------ STORED DATA ------

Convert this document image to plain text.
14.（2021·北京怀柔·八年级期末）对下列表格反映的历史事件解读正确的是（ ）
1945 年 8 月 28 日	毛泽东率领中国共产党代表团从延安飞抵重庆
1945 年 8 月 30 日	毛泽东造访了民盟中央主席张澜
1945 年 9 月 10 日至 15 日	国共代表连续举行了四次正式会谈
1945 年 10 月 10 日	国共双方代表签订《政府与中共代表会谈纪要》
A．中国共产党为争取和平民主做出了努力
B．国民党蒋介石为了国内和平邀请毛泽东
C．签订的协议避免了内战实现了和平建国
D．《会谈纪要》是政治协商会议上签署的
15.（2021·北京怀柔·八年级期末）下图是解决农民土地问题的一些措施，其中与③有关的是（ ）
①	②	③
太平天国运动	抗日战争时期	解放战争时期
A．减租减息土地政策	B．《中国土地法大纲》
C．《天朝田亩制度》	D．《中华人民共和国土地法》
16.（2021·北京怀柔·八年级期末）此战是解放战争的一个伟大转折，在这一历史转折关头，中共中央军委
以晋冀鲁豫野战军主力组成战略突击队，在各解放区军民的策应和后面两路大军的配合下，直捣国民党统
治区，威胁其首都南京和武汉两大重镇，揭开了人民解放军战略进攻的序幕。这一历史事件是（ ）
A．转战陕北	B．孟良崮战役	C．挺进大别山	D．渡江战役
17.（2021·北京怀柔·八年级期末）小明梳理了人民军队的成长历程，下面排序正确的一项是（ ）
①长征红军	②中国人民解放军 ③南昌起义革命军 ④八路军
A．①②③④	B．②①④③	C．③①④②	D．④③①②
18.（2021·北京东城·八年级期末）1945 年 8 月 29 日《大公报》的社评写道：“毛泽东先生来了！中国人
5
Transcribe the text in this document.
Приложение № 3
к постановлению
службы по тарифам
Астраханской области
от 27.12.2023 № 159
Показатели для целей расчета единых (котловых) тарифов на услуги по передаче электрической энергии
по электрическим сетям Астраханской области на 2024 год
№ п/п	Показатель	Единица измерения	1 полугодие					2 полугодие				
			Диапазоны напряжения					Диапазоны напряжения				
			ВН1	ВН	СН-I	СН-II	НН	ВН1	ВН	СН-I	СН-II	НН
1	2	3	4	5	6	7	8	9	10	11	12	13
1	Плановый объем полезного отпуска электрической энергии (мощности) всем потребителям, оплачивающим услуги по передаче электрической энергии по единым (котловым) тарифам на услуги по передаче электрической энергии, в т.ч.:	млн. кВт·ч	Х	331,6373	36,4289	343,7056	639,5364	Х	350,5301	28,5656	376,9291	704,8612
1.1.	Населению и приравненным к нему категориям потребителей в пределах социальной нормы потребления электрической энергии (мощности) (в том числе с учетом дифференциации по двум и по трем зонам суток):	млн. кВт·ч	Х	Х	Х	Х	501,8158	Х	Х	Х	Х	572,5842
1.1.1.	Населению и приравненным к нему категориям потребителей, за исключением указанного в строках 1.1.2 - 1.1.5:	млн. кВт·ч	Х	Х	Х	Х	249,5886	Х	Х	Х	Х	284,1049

------

PROBLEM DETAILS
What is needed here is an exact reproduction of all the entries.

EXERCISE ANSWER
Convert this document image to plain text.
14.（2021·北京怀柔·八年级期末）对下列表格反映的历史事件解读正确的是（ ）
1945 年 8 月 28 日	毛泽东率领中国共产党代表团从延安飞抵重庆
1945 年 8 月 30 日	毛泽东造访了民盟中央主席张澜
1945 年 9 月 10 日至 15 日	国共代表连续举行了四次正式会谈
1945 年 10 月 10 日	国共双方代表签订《政府与中共代表会谈纪要》
A．中国共产党为争取和平民主做出了努力
B．国民党蒋介石为了国内和平邀请毛泽东
C．签订的协议避免了内战实现了和平建国
D．《会谈纪要》是政治协商会议上签署的
15.（2021·北京怀柔·八年级期末）下图是解决农民土地问题的一些措施，其中与③有关的是（ ）
①	②	③
太平天国运动	抗日战争时期	解放战争时期
A．减租减息土地政策	B．《中国土地法大纲》
C．《天朝田亩制度》	D．《中华人民共和国土地法》
16.（2021·北京怀柔·八年级期末）此战是解放战争的一个伟大转折，在这一历史转折关头，中共中央军委
以晋冀鲁豫野战军主力组成战略突击队，在各解放区军民的策应和后面两路大军的配合下，直捣国民党统
治区，威胁其首都南京和武汉两大重镇，揭开了人民解放军战略进攻的序幕。这一历史事件是（ ）
A．转战陕北	B．孟良崮战役	C．挺进大别山	D．渡江战役
17.（2021·北京怀柔·八年级期末）小明梳理了人民军队的成长历程，下面排序正确的一项是（ ）
①长征红军	②中国人民解放军 ③南昌起义革命军 ④八路军
A．①②③④	B．②①④③	C．③①④②	D．④③①②
18.（2021·北京东城·八年级期末）1945 年 8 月 29 日《大公报》的社评写道：“毛泽东先生来了！中国人
5
Transcribe the text in this document.
Приложение № 3
к постановлению
службы по тарифам
Астраханской области
от 27.12.2023 № 159
Показатели для целей расчета единых (котловых) тарифов на услуги по передаче электрической энергии
по электрическим сетям Астраханской области на 2024 год
№ п/п	Показатель	Единица измерения	1 полугодие					2 полугодие				
			Диапазоны напряжения					Диапазоны напряжения				
			ВН1	ВН	СН-I	СН-II	НН	ВН1	ВН	СН-I	СН-II	НН
1	2	3	4	5	6	7	8	9	10	11	12	13
1	Плановый объем полезного отпуска электрической энергии (мощности) всем потребителям, оплачивающим услуги по передаче электрической энергии по единым (котловым) тарифам на услуги по передаче электрической энергии, в т.ч.:	млн. кВт·ч	Х	331,6373	36,4289	343,7056	639,5364	Х	350,5301	28,5656	376,9291	704,8612
1.1.	Населению и приравненным к нему категориям потребителей в пределах социальной нормы потребления электрической энергии (мощности) (в том числе с учетом дифференциации по двум и по трем зонам суток):	млн. кВт·ч	Х	Х	Х	Х	501,8158	Х	Х	Х	Х	572,5842
1.1.1.	Населению и приравненным к нему категориям потребителей, за исключением указанного в строках 1.1.2 - 1.1.5:	млн. кВт·ч	Х	Х	Х	Х	249,5886	Х	Х	Х	Х	284,1049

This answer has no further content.